Would you transcribe the listing that follows, character for character, and omit its images?

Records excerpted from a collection

------------------------------------------------

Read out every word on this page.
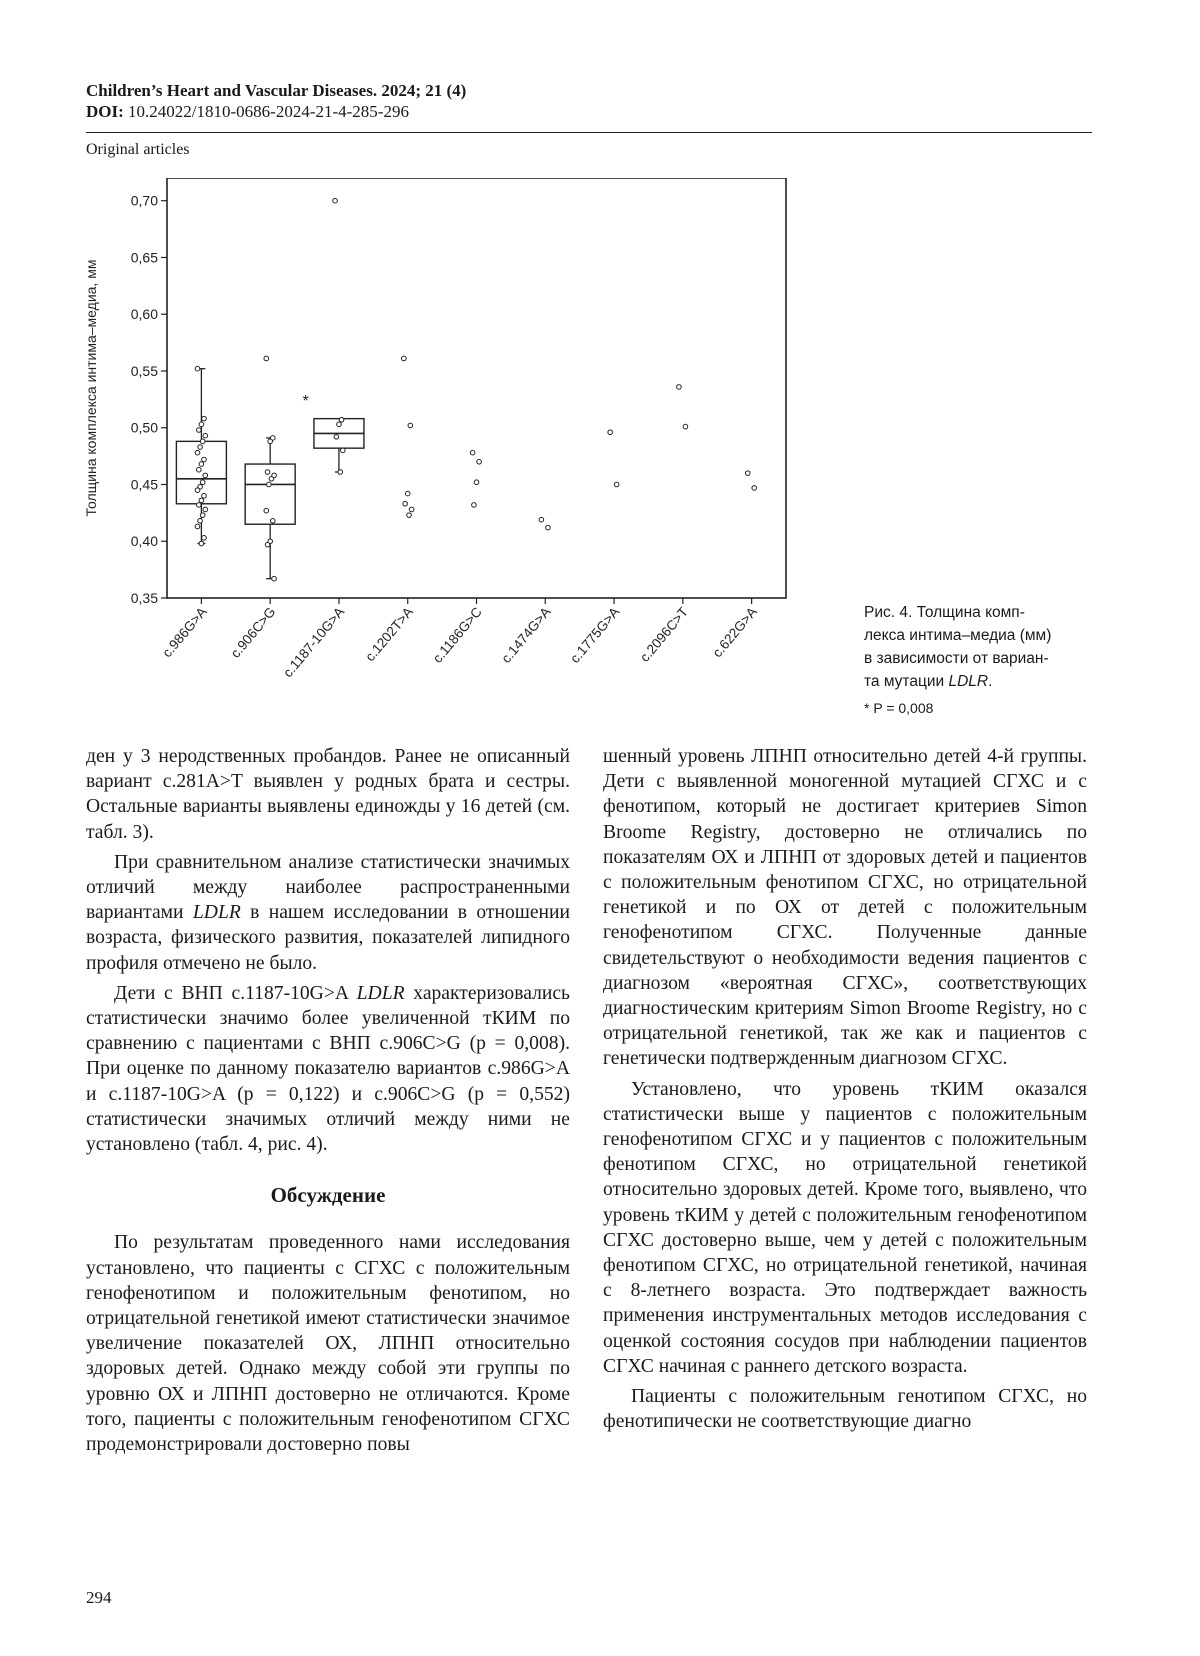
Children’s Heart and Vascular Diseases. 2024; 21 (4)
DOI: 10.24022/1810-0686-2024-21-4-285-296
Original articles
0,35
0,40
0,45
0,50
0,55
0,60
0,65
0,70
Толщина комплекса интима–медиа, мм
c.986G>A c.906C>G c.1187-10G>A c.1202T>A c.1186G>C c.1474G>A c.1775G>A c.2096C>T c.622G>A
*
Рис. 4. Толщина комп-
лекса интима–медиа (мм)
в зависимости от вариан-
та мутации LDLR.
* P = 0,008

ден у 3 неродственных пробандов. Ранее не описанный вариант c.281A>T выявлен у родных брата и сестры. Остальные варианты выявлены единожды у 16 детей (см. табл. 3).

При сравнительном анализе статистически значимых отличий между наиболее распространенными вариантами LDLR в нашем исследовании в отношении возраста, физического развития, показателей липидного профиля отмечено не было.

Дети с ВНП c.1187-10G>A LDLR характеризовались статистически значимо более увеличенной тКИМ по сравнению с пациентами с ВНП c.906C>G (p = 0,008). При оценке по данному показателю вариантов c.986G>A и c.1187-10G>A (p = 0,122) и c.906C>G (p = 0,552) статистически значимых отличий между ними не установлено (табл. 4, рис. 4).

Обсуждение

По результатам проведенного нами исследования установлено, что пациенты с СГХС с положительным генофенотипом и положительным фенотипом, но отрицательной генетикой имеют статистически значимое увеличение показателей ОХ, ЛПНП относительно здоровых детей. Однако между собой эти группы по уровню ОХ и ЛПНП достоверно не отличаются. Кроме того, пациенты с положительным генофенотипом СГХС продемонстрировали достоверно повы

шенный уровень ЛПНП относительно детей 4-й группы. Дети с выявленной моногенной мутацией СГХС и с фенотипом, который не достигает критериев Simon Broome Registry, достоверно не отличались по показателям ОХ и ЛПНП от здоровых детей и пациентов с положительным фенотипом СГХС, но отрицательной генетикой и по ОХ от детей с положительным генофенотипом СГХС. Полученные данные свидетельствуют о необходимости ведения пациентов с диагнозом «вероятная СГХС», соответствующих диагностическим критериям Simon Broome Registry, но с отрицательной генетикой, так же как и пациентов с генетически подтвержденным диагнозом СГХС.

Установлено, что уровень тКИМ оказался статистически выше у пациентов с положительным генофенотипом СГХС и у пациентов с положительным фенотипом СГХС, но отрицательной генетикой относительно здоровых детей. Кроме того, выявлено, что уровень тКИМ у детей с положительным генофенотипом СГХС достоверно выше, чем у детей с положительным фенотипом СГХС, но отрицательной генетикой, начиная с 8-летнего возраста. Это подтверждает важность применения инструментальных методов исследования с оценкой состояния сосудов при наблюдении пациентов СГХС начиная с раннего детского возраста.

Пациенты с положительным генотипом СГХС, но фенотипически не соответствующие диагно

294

------------------------------------------------

● **SOLUTION**:
Read out every word on this page.
Children’s Heart and Vascular Diseases. 2024; 21 (4)
DOI: 10.24022/1810-0686-2024-21-4-285-296
Original articles
0,35
0,40
0,45
0,50
0,55
0,60
0,65
0,70
Толщина комплекса интима–медиа, мм
c.986G>A c.906C>G c.1187-10G>A c.1202T>A c.1186G>C c.1474G>A c.1775G>A c.2096C>T c.622G>A
*
Рис. 4. Толщина комп-
лекса интима–медиа (мм)
в зависимости от вариан-
та мутации LDLR.
* P = 0,008

ден у 3 неродственных пробандов. Ранее не описанный вариант c.281A>T выявлен у родных брата и сестры. Остальные варианты выявлены единожды у 16 детей (см. табл. 3).

При сравнительном анализе статистически значимых отличий между наиболее распространенными вариантами LDLR в нашем исследовании в отношении возраста, физического развития, показателей липидного профиля отмечено не было.

Дети с ВНП c.1187-10G>A LDLR характеризовались статистически значимо более увеличенной тКИМ по сравнению с пациентами с ВНП c.906C>G (p = 0,008). При оценке по данному показателю вариантов c.986G>A и c.1187-10G>A (p = 0,122) и c.906C>G (p = 0,552) статистически значимых отличий между ними не установлено (табл. 4, рис. 4).

Обсуждение

По результатам проведенного нами исследования установлено, что пациенты с СГХС с положительным генофенотипом и положительным фенотипом, но отрицательной генетикой имеют статистически значимое увеличение показателей ОХ, ЛПНП относительно здоровых детей. Однако между собой эти группы по уровню ОХ и ЛПНП достоверно не отличаются. Кроме того, пациенты с положительным генофенотипом СГХС продемонстрировали достоверно повы

шенный уровень ЛПНП относительно детей 4-й группы. Дети с выявленной моногенной мутацией СГХС и с фенотипом, который не достигает критериев Simon Broome Registry, достоверно не отличались по показателям ОХ и ЛПНП от здоровых детей и пациентов с положительным фенотипом СГХС, но отрицательной генетикой и по ОХ от детей с положительным генофенотипом СГХС. Полученные данные свидетельствуют о необходимости ведения пациентов с диагнозом «вероятная СГХС», соответствующих диагностическим критериям Simon Broome Registry, но с отрицательной генетикой, так же как и пациентов с генетически подтвержденным диагнозом СГХС.

Установлено, что уровень тКИМ оказался статистически выше у пациентов с положительным генофенотипом СГХС и у пациентов с положительным фенотипом СГХС, но отрицательной генетикой относительно здоровых детей. Кроме того, выявлено, что уровень тКИМ у детей с положительным генофенотипом СГХС достоверно выше, чем у детей с положительным фенотипом СГХС, но отрицательной генетикой, начиная с 8-летнего возраста. Это подтверждает важность применения инструментальных методов исследования с оценкой состояния сосудов при наблюдении пациентов СГХС начиная с раннего детского возраста.

Пациенты с положительным генотипом СГХС, но фенотипически не соответствующие диагно

294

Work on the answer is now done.